* Start Stored records *
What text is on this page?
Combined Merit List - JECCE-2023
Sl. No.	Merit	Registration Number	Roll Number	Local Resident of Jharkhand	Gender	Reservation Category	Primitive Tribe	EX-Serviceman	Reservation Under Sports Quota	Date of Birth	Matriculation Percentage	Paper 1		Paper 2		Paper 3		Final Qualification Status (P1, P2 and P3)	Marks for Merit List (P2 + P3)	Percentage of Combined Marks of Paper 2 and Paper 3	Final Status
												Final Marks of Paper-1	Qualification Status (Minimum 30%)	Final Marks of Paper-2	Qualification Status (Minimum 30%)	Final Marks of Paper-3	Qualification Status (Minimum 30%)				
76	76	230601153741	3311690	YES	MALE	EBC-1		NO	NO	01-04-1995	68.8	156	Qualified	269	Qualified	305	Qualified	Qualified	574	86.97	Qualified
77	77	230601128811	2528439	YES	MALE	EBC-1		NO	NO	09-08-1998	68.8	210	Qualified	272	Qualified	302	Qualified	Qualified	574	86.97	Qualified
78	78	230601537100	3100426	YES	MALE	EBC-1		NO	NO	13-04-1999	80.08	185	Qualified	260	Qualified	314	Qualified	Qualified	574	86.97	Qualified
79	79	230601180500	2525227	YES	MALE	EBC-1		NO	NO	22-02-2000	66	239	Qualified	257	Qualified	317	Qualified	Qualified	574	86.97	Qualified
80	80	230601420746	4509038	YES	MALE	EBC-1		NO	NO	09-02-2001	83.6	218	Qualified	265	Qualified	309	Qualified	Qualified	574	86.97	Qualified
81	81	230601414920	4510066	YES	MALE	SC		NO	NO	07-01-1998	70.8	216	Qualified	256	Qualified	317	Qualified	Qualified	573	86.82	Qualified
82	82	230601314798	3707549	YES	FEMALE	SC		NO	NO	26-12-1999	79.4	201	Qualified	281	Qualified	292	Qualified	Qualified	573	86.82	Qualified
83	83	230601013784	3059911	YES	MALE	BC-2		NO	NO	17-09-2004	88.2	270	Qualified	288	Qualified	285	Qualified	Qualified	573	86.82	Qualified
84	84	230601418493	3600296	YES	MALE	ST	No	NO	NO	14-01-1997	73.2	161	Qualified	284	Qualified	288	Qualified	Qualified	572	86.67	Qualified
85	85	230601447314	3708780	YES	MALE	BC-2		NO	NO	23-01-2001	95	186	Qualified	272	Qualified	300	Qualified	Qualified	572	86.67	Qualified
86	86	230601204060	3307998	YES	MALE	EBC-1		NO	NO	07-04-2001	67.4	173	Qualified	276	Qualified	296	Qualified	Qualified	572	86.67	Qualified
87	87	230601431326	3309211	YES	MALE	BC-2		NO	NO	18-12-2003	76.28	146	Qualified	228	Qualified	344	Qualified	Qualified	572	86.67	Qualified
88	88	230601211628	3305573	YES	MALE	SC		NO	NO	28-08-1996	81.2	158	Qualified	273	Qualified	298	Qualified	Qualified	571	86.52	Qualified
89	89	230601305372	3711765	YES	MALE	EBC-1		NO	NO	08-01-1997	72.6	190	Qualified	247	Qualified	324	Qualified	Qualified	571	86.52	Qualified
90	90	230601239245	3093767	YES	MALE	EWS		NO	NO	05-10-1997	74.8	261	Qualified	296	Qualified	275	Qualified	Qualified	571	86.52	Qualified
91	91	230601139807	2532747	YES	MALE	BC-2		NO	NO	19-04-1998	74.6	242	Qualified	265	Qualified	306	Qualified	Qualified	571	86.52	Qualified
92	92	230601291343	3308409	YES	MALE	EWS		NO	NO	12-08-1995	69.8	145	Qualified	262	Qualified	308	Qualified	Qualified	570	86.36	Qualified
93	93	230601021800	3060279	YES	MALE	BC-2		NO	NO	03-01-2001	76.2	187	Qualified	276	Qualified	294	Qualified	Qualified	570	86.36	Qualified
* End Stored records *
## Requirements
Quote each line of the listing above exactly.

## Task answer
What text is on this page?
Combined Merit List - JECCE-2023
Sl. No.	Merit	Registration Number	Roll Number	Local Resident of Jharkhand	Gender	Reservation Category	Primitive Tribe	EX-Serviceman	Reservation Under Sports Quota	Date of Birth	Matriculation Percentage	Paper 1		Paper 2		Paper 3		Final Qualification Status (P1, P2 and P3)	Marks for Merit List (P2 + P3)	Percentage of Combined Marks of Paper 2 and Paper 3	Final Status
												Final Marks of Paper-1	Qualification Status (Minimum 30%)	Final Marks of Paper-2	Qualification Status (Minimum 30%)	Final Marks of Paper-3	Qualification Status (Minimum 30%)				
76	76	230601153741	3311690	YES	MALE	EBC-1		NO	NO	01-04-1995	68.8	156	Qualified	269	Qualified	305	Qualified	Qualified	574	86.97	Qualified
77	77	230601128811	2528439	YES	MALE	EBC-1		NO	NO	09-08-1998	68.8	210	Qualified	272	Qualified	302	Qualified	Qualified	574	86.97	Qualified
78	78	230601537100	3100426	YES	MALE	EBC-1		NO	NO	13-04-1999	80.08	185	Qualified	260	Qualified	314	Qualified	Qualified	574	86.97	Qualified
79	79	230601180500	2525227	YES	MALE	EBC-1		NO	NO	22-02-2000	66	239	Qualified	257	Qualified	317	Qualified	Qualified	574	86.97	Qualified
80	80	230601420746	4509038	YES	MALE	EBC-1		NO	NO	09-02-2001	83.6	218	Qualified	265	Qualified	309	Qualified	Qualified	574	86.97	Qualified
81	81	230601414920	4510066	YES	MALE	SC		NO	NO	07-01-1998	70.8	216	Qualified	256	Qualified	317	Qualified	Qualified	573	86.82	Qualified
82	82	230601314798	3707549	YES	FEMALE	SC		NO	NO	26-12-1999	79.4	201	Qualified	281	Qualified	292	Qualified	Qualified	573	86.82	Qualified
83	83	230601013784	3059911	YES	MALE	BC-2		NO	NO	17-09-2004	88.2	270	Qualified	288	Qualified	285	Qualified	Qualified	573	86.82	Qualified
84	84	230601418493	3600296	YES	MALE	ST	No	NO	NO	14-01-1997	73.2	161	Qualified	284	Qualified	288	Qualified	Qualified	572	86.67	Qualified
85	85	230601447314	3708780	YES	MALE	BC-2		NO	NO	23-01-2001	95	186	Qualified	272	Qualified	300	Qualified	Qualified	572	86.67	Qualified
86	86	230601204060	3307998	YES	MALE	EBC-1		NO	NO	07-04-2001	67.4	173	Qualified	276	Qualified	296	Qualified	Qualified	572	86.67	Qualified
87	87	230601431326	3309211	YES	MALE	BC-2		NO	NO	18-12-2003	76.28	146	Qualified	228	Qualified	344	Qualified	Qualified	572	86.67	Qualified
88	88	230601211628	3305573	YES	MALE	SC		NO	NO	28-08-1996	81.2	158	Qualified	273	Qualified	298	Qualified	Qualified	571	86.52	Qualified
89	89	230601305372	3711765	YES	MALE	EBC-1		NO	NO	08-01-1997	72.6	190	Qualified	247	Qualified	324	Qualified	Qualified	571	86.52	Qualified
90	90	230601239245	3093767	YES	MALE	EWS		NO	NO	05-10-1997	74.8	261	Qualified	296	Qualified	275	Qualified	Qualified	571	86.52	Qualified
91	91	230601139807	2532747	YES	MALE	BC-2		NO	NO	19-04-1998	74.6	242	Qualified	265	Qualified	306	Qualified	Qualified	571	86.52	Qualified
92	92	230601291343	3308409	YES	MALE	EWS		NO	NO	12-08-1995	69.8	145	Qualified	262	Qualified	308	Qualified	Qualified	570	86.36	Qualified
93	93	230601021800	3060279	YES	MALE	BC-2		NO	NO	03-01-2001	76.2	187	Qualified	276	Qualified	294	Qualified	Qualified	570	86.36	Qualified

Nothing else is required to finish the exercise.